[DATA SUPPLIED]

___

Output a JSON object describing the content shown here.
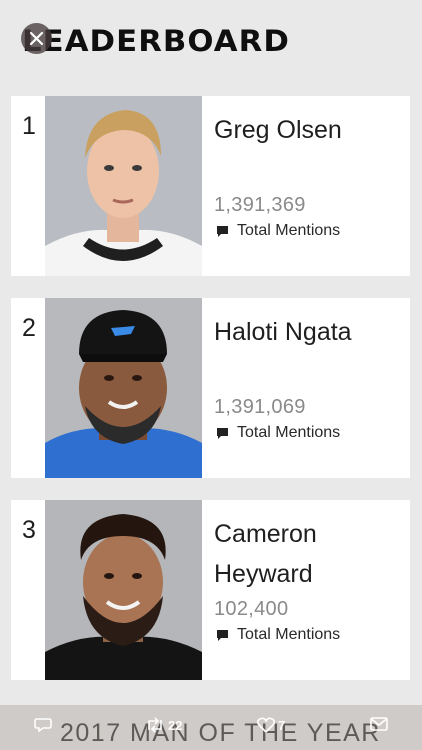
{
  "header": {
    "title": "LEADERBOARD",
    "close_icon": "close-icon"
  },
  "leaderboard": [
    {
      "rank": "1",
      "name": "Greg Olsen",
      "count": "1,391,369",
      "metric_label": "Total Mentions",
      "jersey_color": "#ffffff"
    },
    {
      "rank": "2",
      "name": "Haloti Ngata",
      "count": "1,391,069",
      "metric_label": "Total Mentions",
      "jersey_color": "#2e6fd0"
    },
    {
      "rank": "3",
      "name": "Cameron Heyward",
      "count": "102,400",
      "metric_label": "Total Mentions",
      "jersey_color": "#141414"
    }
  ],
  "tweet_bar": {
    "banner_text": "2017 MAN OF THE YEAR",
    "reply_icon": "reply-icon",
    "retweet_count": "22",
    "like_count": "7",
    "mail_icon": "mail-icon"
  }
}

___

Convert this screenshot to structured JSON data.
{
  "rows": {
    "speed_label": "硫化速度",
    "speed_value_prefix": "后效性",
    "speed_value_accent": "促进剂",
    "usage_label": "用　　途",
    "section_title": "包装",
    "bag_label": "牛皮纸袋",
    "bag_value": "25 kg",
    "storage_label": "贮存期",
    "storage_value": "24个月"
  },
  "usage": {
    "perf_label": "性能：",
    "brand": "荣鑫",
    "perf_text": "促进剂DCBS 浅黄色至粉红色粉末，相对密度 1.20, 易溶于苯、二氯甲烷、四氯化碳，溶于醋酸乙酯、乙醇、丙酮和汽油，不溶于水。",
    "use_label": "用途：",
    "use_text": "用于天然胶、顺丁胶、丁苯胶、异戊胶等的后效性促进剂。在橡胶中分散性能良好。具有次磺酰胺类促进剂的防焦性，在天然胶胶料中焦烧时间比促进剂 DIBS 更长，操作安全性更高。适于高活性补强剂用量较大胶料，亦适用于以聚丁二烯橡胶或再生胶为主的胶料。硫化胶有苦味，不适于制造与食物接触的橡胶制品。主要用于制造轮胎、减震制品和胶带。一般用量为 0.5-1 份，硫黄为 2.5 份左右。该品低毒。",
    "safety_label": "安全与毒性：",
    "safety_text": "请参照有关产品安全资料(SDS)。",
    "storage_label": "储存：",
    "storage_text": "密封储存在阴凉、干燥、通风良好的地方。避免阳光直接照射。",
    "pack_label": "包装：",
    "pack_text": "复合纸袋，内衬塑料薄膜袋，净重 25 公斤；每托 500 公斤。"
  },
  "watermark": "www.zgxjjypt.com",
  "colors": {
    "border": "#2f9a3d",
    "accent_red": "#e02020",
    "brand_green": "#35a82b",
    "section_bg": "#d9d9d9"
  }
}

___

[EXERCISE TASK] Return every line of the preceding records in which the word "name" appears.

[WRITTEN RESPONSE]
      "name": "Greg Olsen",
      "name": "Haloti Ngata",
      "name": "Cameron Heyward",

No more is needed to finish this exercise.